Dataset entries:
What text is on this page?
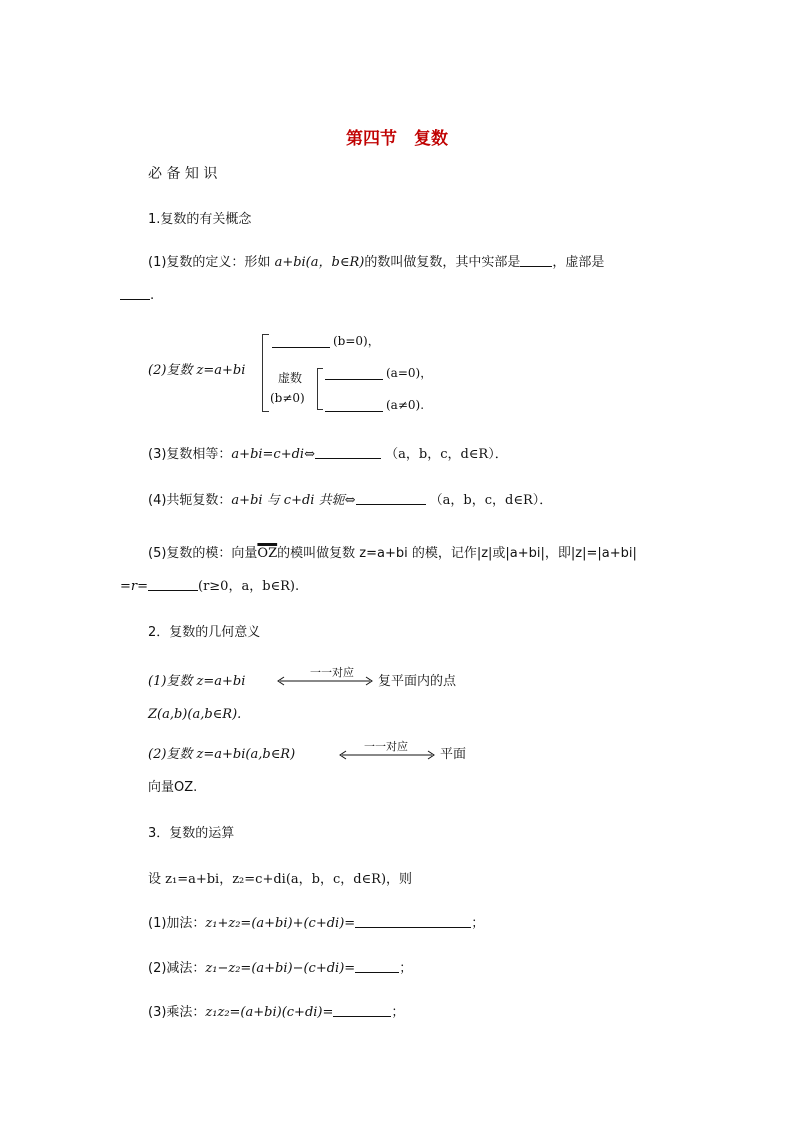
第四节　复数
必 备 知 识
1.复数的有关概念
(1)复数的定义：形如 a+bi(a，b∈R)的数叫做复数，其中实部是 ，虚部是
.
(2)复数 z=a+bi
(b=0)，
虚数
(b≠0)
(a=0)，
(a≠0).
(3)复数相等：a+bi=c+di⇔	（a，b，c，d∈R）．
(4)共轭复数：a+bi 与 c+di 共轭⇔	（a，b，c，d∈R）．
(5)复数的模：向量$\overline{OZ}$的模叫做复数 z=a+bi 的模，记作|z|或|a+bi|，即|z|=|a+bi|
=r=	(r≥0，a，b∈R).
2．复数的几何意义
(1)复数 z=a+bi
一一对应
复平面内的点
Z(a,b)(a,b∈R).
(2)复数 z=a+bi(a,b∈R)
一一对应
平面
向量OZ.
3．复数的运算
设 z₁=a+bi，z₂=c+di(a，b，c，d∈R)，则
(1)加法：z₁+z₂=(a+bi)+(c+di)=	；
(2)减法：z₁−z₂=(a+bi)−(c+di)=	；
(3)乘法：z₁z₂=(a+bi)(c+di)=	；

--

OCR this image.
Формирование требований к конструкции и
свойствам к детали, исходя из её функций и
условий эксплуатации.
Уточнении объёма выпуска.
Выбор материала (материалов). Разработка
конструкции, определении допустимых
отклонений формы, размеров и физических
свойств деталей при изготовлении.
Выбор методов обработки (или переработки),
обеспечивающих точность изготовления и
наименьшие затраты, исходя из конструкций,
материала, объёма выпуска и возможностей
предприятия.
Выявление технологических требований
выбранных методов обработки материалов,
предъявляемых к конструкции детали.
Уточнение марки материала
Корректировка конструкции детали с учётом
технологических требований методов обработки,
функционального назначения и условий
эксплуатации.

■ **WHAT IS NEEDED**
From the data above, copy each line where the string "Выбор" appears.

■ **SOLVED PROBLEM**
Выбор материала (материалов). Разработка
Выбор методов обработки (или переработки),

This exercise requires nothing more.